**Aim of the task**. Examine the material below and count the lines that hold the word "relative". Report only the number.

**Records from a dataset**.

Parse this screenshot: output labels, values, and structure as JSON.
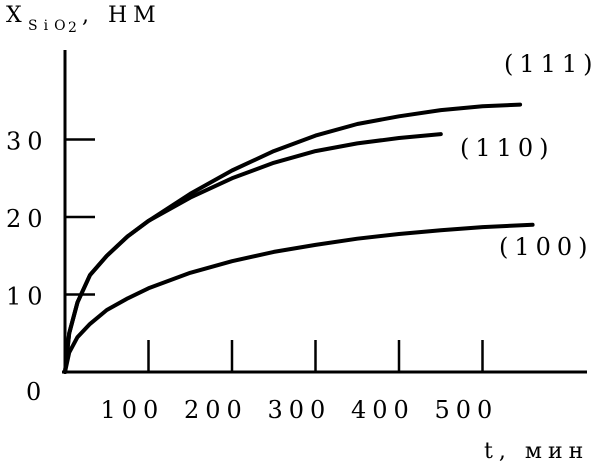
{
  "chart_data": {
    "type": "line",
    "ylabel_main": "X",
    "ylabel_sub": "SiO",
    "ylabel_sub2": "2",
    "ylabel_unit": ", НМ",
    "xlabel": "t, мин",
    "origin_label": "0",
    "xlim": [
      0,
      600
    ],
    "ylim": [
      0,
      40
    ],
    "x_ticks": [
      100,
      200,
      300,
      400,
      500
    ],
    "x_tick_labels": [
      "100",
      "200",
      "300",
      "400",
      "500"
    ],
    "y_ticks": [
      10,
      20,
      30
    ],
    "y_tick_labels": [
      "10",
      "20",
      "30"
    ],
    "grid": false,
    "series": [
      {
        "name": "(111)",
        "x": [
          0,
          5,
          15,
          30,
          50,
          75,
          100,
          150,
          200,
          250,
          300,
          350,
          400,
          450,
          500,
          545
        ],
        "y": [
          0,
          5,
          9,
          12.5,
          15,
          17.5,
          19.5,
          23,
          26,
          28.5,
          30.5,
          32,
          33,
          33.8,
          34.3,
          34.5
        ]
      },
      {
        "name": "(110)",
        "x": [
          0,
          5,
          15,
          30,
          50,
          75,
          100,
          150,
          200,
          250,
          300,
          350,
          400,
          450
        ],
        "y": [
          0,
          5,
          9,
          12.5,
          15,
          17.5,
          19.5,
          22.5,
          25,
          27,
          28.5,
          29.5,
          30.2,
          30.7
        ]
      },
      {
        "name": "(100)",
        "x": [
          0,
          5,
          15,
          30,
          50,
          75,
          100,
          150,
          200,
          250,
          300,
          350,
          400,
          450,
          500,
          560
        ],
        "y": [
          0,
          2.5,
          4.5,
          6.2,
          8,
          9.5,
          10.8,
          12.8,
          14.3,
          15.5,
          16.4,
          17.2,
          17.8,
          18.3,
          18.7,
          19
        ]
      }
    ]
  }
}
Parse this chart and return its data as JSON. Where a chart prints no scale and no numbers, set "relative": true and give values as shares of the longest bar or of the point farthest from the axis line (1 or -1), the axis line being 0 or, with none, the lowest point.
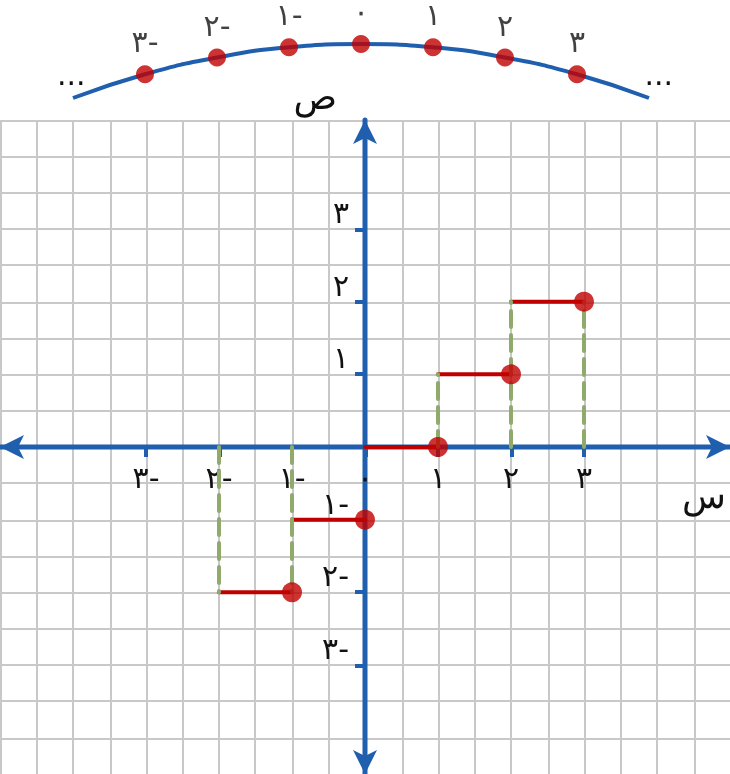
{
  "chart_data": [
    {
      "type": "line",
      "relative": true,
      "categories": [
        null,
        "٣-",
        "٢-",
        "١-",
        "٠",
        "١",
        "٢",
        "٣",
        null
      ],
      "annotations": [
        "...",
        "..."
      ],
      "series": [
        {
          "type": "line",
          "color": "#1f5fae",
          "marker": "none",
          "values": [
            0,
            0.44,
            0.75,
            0.94,
            1,
            0.94,
            0.75,
            0.44,
            0
          ]
        },
        {
          "type": "scatter",
          "color": "#c00000",
          "marker": "circle",
          "values": [
            null,
            0.44,
            0.75,
            0.94,
            1,
            0.94,
            0.75,
            0.44,
            null
          ]
        }
      ]
    },
    {
      "type": "line",
      "xlabel": "س",
      "ylabel": "ص",
      "xlim": [
        -5,
        5
      ],
      "ylim": [
        -4.5,
        4.5
      ],
      "xticks": [
        {
          "value": -3,
          "label": "٣-"
        },
        {
          "value": -2,
          "label": "٢-"
        },
        {
          "value": -1,
          "label": "١-"
        },
        {
          "value": 0,
          "label": "٠"
        },
        {
          "value": 1,
          "label": "١"
        },
        {
          "value": 2,
          "label": "٢"
        },
        {
          "value": 3,
          "label": "٣"
        }
      ],
      "yticks": [
        {
          "value": -3,
          "label": "٣-"
        },
        {
          "value": -2,
          "label": "٢-"
        },
        {
          "value": -1,
          "label": "١-"
        },
        {
          "value": 1,
          "label": "١"
        },
        {
          "value": 2,
          "label": "٢"
        },
        {
          "value": 3,
          "label": "٣"
        }
      ],
      "grid": true,
      "series": [
        {
          "type": "line",
          "color": "#c00000",
          "line_style": "solid",
          "marker": "none",
          "x": [
            -2,
            -1
          ],
          "values": [
            -2,
            -2
          ]
        },
        {
          "type": "line",
          "color": "#c00000",
          "line_style": "solid",
          "marker": "none",
          "x": [
            -1,
            0
          ],
          "values": [
            -1,
            -1
          ]
        },
        {
          "type": "line",
          "color": "#c00000",
          "line_style": "solid",
          "marker": "none",
          "x": [
            0,
            1
          ],
          "values": [
            0,
            0
          ]
        },
        {
          "type": "line",
          "color": "#c00000",
          "line_style": "solid",
          "marker": "none",
          "x": [
            1,
            2
          ],
          "values": [
            1,
            1
          ]
        },
        {
          "type": "line",
          "color": "#c00000",
          "line_style": "solid",
          "marker": "none",
          "x": [
            2,
            3
          ],
          "values": [
            2,
            2
          ]
        },
        {
          "type": "line",
          "color": "#8faa6a",
          "line_style": "dashed",
          "marker": "none",
          "x": [
            -2,
            -2
          ],
          "values": [
            0,
            -2
          ]
        },
        {
          "type": "line",
          "color": "#8faa6a",
          "line_style": "dashed",
          "marker": "none",
          "x": [
            -1,
            -1
          ],
          "values": [
            0,
            -2
          ]
        },
        {
          "type": "line",
          "color": "#8faa6a",
          "line_style": "dashed",
          "marker": "none",
          "x": [
            1,
            1
          ],
          "values": [
            0,
            1
          ]
        },
        {
          "type": "line",
          "color": "#8faa6a",
          "line_style": "dashed",
          "marker": "none",
          "x": [
            2,
            2
          ],
          "values": [
            0,
            2
          ]
        },
        {
          "type": "line",
          "color": "#8faa6a",
          "line_style": "dashed",
          "marker": "none",
          "x": [
            3,
            3
          ],
          "values": [
            0,
            2
          ]
        },
        {
          "type": "scatter",
          "color": "#c00000",
          "marker": "circle",
          "x": [
            -1,
            0,
            1,
            2,
            3
          ],
          "values": [
            -2,
            -1,
            0,
            1,
            2
          ]
        }
      ]
    }
  ]
}
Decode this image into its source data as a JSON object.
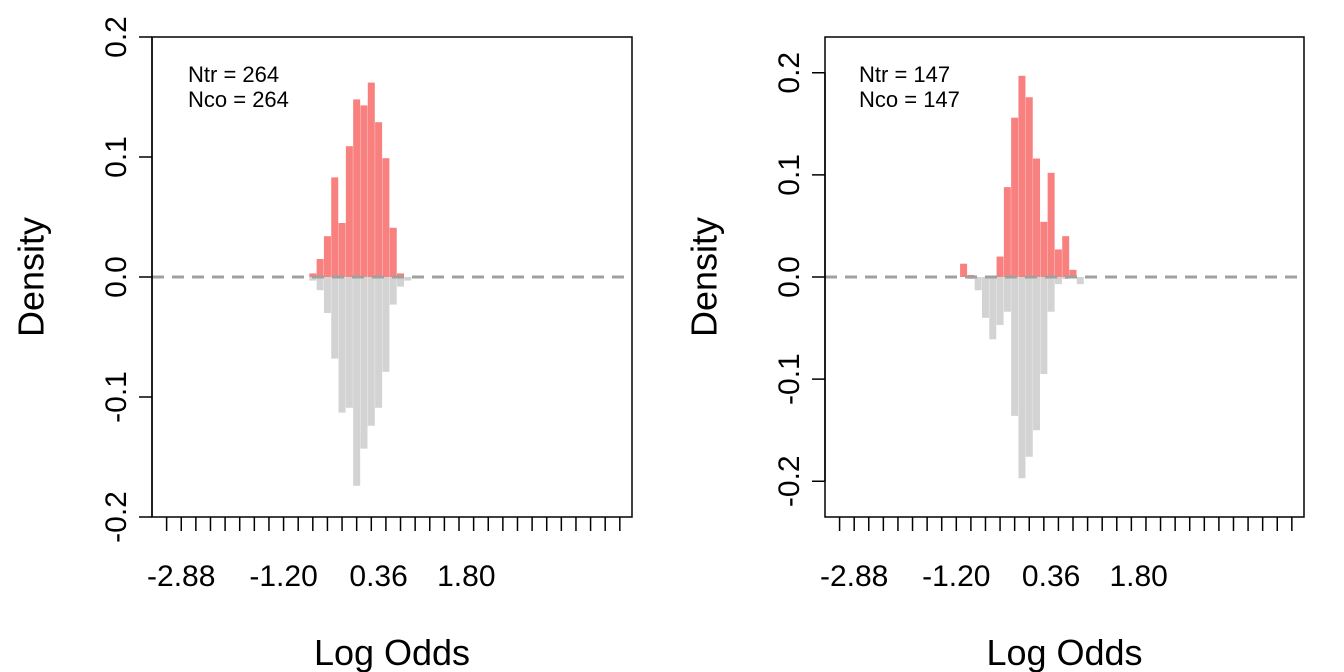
{
  "chart_data": [
    {
      "type": "bar",
      "title": "",
      "xlabel": "Log Odds",
      "ylabel": "Density",
      "xlim": [
        -3.36,
        4.52
      ],
      "ylim": [
        -0.2,
        0.2
      ],
      "x_ticks": [
        -2.88,
        -1.2,
        0.36,
        1.8
      ],
      "x_tick_labels": [
        "-2.88",
        "-1.20",
        "0.36",
        "1.80"
      ],
      "x_minor_ticks": [
        -3.12,
        -2.88,
        -2.64,
        -2.4,
        -2.16,
        -1.92,
        -1.68,
        -1.44,
        -1.2,
        -0.96,
        -0.72,
        -0.48,
        -0.24,
        0.0,
        0.24,
        0.48,
        0.72,
        0.96,
        1.2,
        1.44,
        1.68,
        1.92,
        2.16,
        2.4,
        2.64,
        2.88,
        3.12,
        3.36,
        3.6,
        3.84,
        4.08,
        4.32
      ],
      "y_ticks": [
        -0.2,
        -0.1,
        0.0,
        0.1,
        0.2
      ],
      "y_tick_labels": [
        "-0.2",
        "-0.1",
        "0.0",
        "0.1",
        "0.2"
      ],
      "annotation": [
        "Ntr =  264",
        "Nco =  264"
      ],
      "treated_color": "#F8807E",
      "control_color": "#D3D3D3",
      "baseline_color": "#A0A0A0",
      "bar_width": 0.115,
      "series": [
        {
          "group": "treated",
          "x": [
            -0.72,
            -0.6,
            -0.48,
            -0.36,
            -0.24,
            -0.12,
            0.0,
            0.12,
            0.24,
            0.36,
            0.48,
            0.6,
            0.72
          ],
          "values": [
            0.003,
            0.015,
            0.034,
            0.083,
            0.045,
            0.109,
            0.148,
            0.143,
            0.162,
            0.129,
            0.099,
            0.041,
            0.003
          ]
        },
        {
          "group": "control",
          "x": [
            -0.72,
            -0.6,
            -0.48,
            -0.36,
            -0.24,
            -0.12,
            0.0,
            0.12,
            0.24,
            0.36,
            0.48,
            0.6,
            0.72,
            0.84
          ],
          "values": [
            -0.003,
            -0.011,
            -0.03,
            -0.068,
            -0.113,
            -0.109,
            -0.174,
            -0.143,
            -0.124,
            -0.109,
            -0.079,
            -0.023,
            -0.008,
            -0.003
          ]
        }
      ]
    },
    {
      "type": "bar",
      "title": "",
      "xlabel": "Log Odds",
      "ylabel": "Density",
      "xlim": [
        -3.36,
        4.52
      ],
      "ylim": [
        -0.235,
        0.235
      ],
      "x_ticks": [
        -2.88,
        -1.2,
        0.36,
        1.8
      ],
      "x_tick_labels": [
        "-2.88",
        "-1.20",
        "0.36",
        "1.80"
      ],
      "x_minor_ticks": [
        -3.12,
        -2.88,
        -2.64,
        -2.4,
        -2.16,
        -1.92,
        -1.68,
        -1.44,
        -1.2,
        -0.96,
        -0.72,
        -0.48,
        -0.24,
        0.0,
        0.24,
        0.48,
        0.72,
        0.96,
        1.2,
        1.44,
        1.68,
        1.92,
        2.16,
        2.4,
        2.64,
        2.88,
        3.12,
        3.36,
        3.6,
        3.84,
        4.08,
        4.32
      ],
      "y_ticks": [
        -0.2,
        -0.1,
        0.0,
        0.1,
        0.2
      ],
      "y_tick_labels": [
        "-0.2",
        "-0.1",
        "0.0",
        "0.1",
        "0.2"
      ],
      "annotation": [
        "Ntr =  147",
        "Nco =  147"
      ],
      "treated_color": "#F8807E",
      "control_color": "#D3D3D3",
      "baseline_color": "#A0A0A0",
      "bar_width": 0.115,
      "series": [
        {
          "group": "treated",
          "x": [
            -1.08,
            -0.96,
            -0.84,
            -0.72,
            -0.6,
            -0.48,
            -0.36,
            -0.24,
            -0.12,
            0.0,
            0.12,
            0.24,
            0.36,
            0.48,
            0.6,
            0.72,
            0.84
          ],
          "values": [
            0.013,
            0.002,
            0.0,
            0.0,
            0.0,
            0.02,
            0.088,
            0.156,
            0.197,
            0.176,
            0.116,
            0.054,
            0.102,
            0.027,
            0.04,
            0.007,
            0.0
          ]
        },
        {
          "group": "control",
          "x": [
            -1.08,
            -0.96,
            -0.84,
            -0.72,
            -0.6,
            -0.48,
            -0.36,
            -0.24,
            -0.12,
            0.0,
            0.12,
            0.24,
            0.36,
            0.48,
            0.6,
            0.72,
            0.84
          ],
          "values": [
            0.0,
            -0.002,
            -0.013,
            -0.04,
            -0.061,
            -0.047,
            -0.034,
            -0.136,
            -0.197,
            -0.176,
            -0.15,
            -0.095,
            -0.034,
            -0.007,
            -0.002,
            0.0,
            -0.007
          ]
        }
      ]
    }
  ]
}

**Task response**. 2